— Task to carry out —
List every line of the records below that contains the string "但是根据三角形角的特征", copying each one in full. Case counts.

— Entries shown —
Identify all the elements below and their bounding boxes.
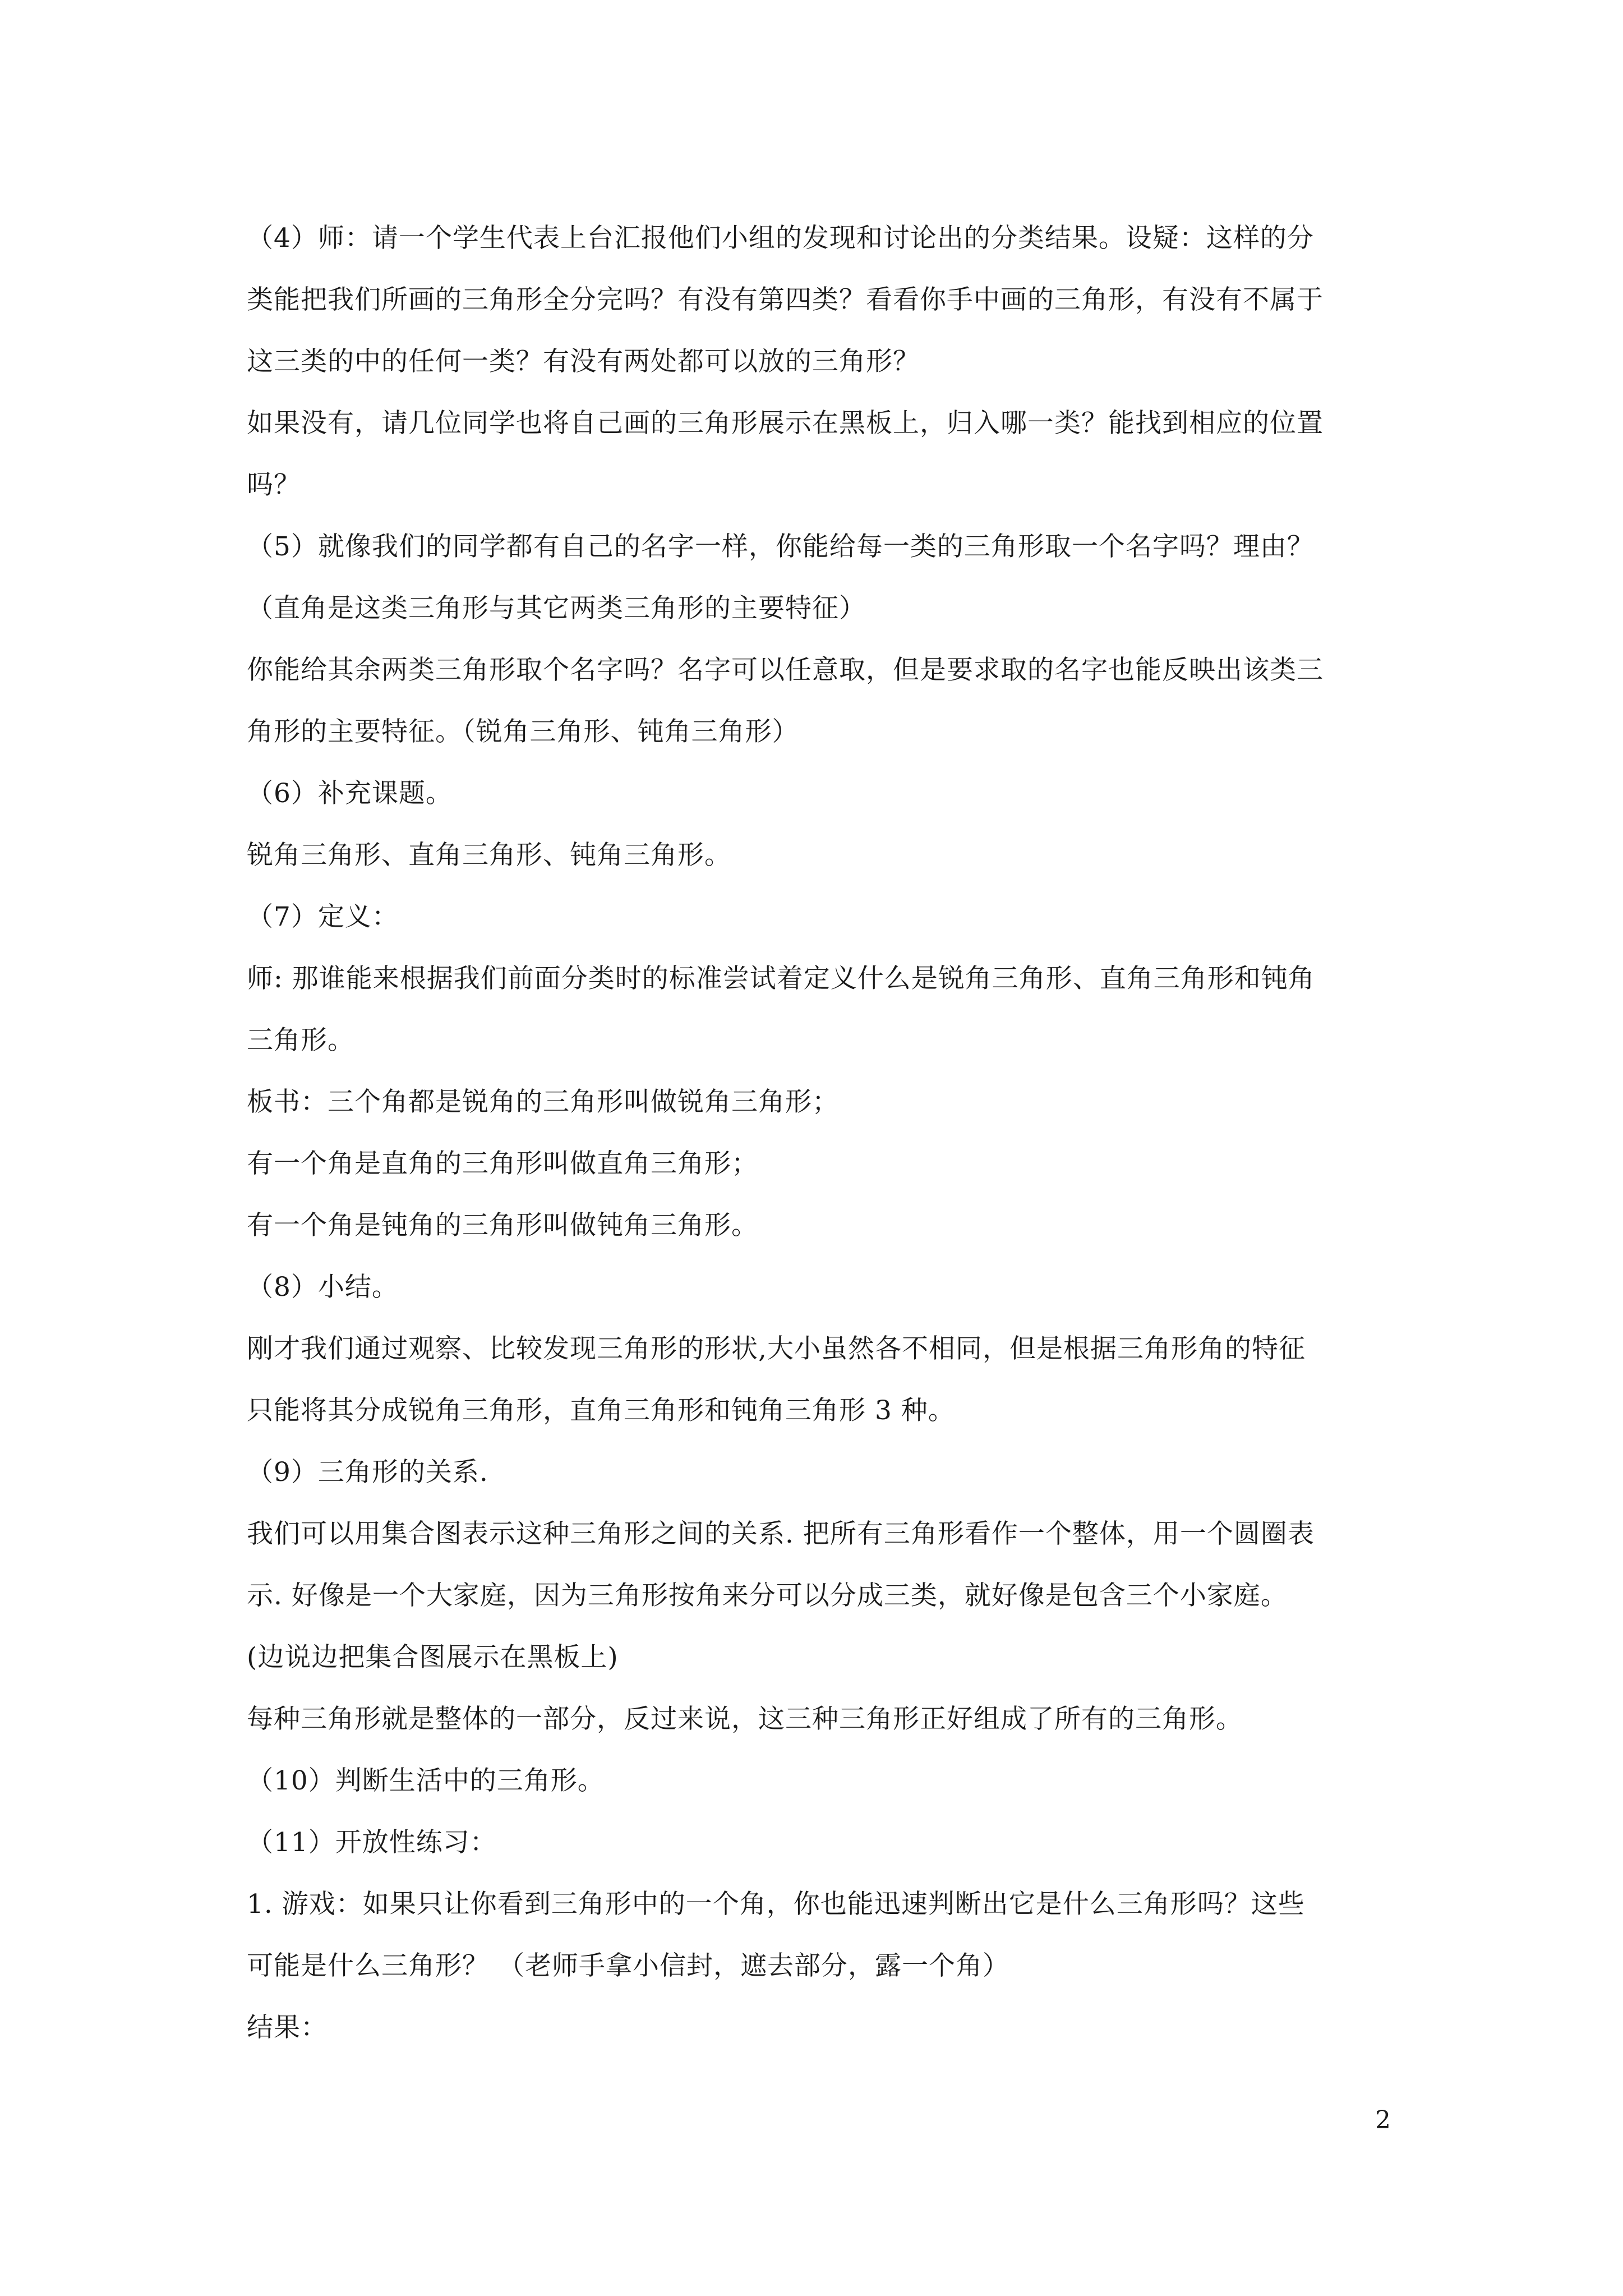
text-line: 有一个角是钝角的三角形叫做钝角三角形。 xyxy=(247,1210,758,1241)
page-number: 2 xyxy=(1375,2106,1391,2134)
text-line: 示. 好像是一个大家庭，因为三角形按角来分可以分成三类，就好像是包含三个小家庭。 xyxy=(247,1580,1288,1611)
text-line: （5）就像我们的同学都有自己的名字一样，你能给每一类的三角形取一个名字吗？理由？ xyxy=(247,531,1314,562)
text-line: （10）判断生活中的三角形。 xyxy=(247,1765,605,1796)
text-line: （9）三角形的关系. xyxy=(247,1457,488,1488)
text-line: （直角是这类三角形与其它两类三角形的主要特征） xyxy=(247,593,866,624)
text-line: 每种三角形就是整体的一部分，反过来说，这三种三角形正好组成了所有的三角形。 xyxy=(247,1704,1243,1734)
text-line: 三角形。 xyxy=(247,1025,354,1056)
text-line: 板书：三个角都是锐角的三角形叫做锐角三角形； xyxy=(247,1087,839,1117)
text-line: 刚才我们通过观察、比较发现三角形的形状,大小虽然各不相同，但是根据三角形角的特征 xyxy=(247,1333,1306,1364)
text-line: （4）师：请一个学生代表上台汇报他们小组的发现和讨论出的分类结果。设疑：这样的分 xyxy=(247,223,1314,254)
text-line: （7）定义： xyxy=(247,901,399,932)
text-line: 类能把我们所画的三角形全分完吗？有没有第四类？看看你手中画的三角形，有没有不属于 xyxy=(247,284,1324,315)
text-line: 只能将其分成锐角三角形，直角三角形和钝角三角形 3 种。 xyxy=(247,1395,955,1426)
text-line: 1. 游戏：如果只让你看到三角形中的一个角，你也能迅速判断出它是什么三角形吗？这些 xyxy=(247,1889,1305,1920)
document-body xyxy=(247,208,1391,2059)
text-line: 我们可以用集合图表示这种三角形之间的关系. 把所有三角形看作一个整体，用一个圆圈表 xyxy=(247,1519,1315,1549)
text-line: （11）开放性练习： xyxy=(247,1827,497,1858)
text-line: 你能给其余两类三角形取个名字吗？名字可以任意取，但是要求取的名字也能反映出该类三 xyxy=(247,655,1324,685)
text-line: 角形的主要特征。（锐角三角形、钝角三角形） xyxy=(247,716,799,747)
text-line: （8）小结。 xyxy=(247,1272,399,1303)
text-line: (边说边把集合图展示在黑板上) xyxy=(247,1642,619,1673)
text-line: （6）补充课题。 xyxy=(247,778,453,809)
text-line: 有一个角是直角的三角形叫做直角三角形； xyxy=(247,1148,758,1179)
text-line: 吗？ xyxy=(247,470,301,500)
text-line: 可能是什么三角形？ （老师手拿小信封，遮去部分，露一个角） xyxy=(247,1950,1009,1981)
text-line: 师: 那谁能来根据我们前面分类时的标准尝试着定义什么是锐角三角形、直角三角形和钝角 xyxy=(247,963,1315,994)
text-line: 如果没有，请几位同学也将自己画的三角形展示在黑板上，归入哪一类？能找到相应的位置 xyxy=(247,408,1324,439)
text-line: 这三类的中的任何一类？有没有两处都可以放的三角形？ xyxy=(247,346,920,377)
text-line: 锐角三角形、直角三角形、钝角三角形。 xyxy=(247,840,731,871)
text-line: 结果： xyxy=(247,2012,328,2043)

— Solved problem —
text-line: 刚才我们通过观察、比较发现三角形的形状,大小虽然各不相同，但是根据三角形角的特征 xyxy=(247,1333,1306,1364)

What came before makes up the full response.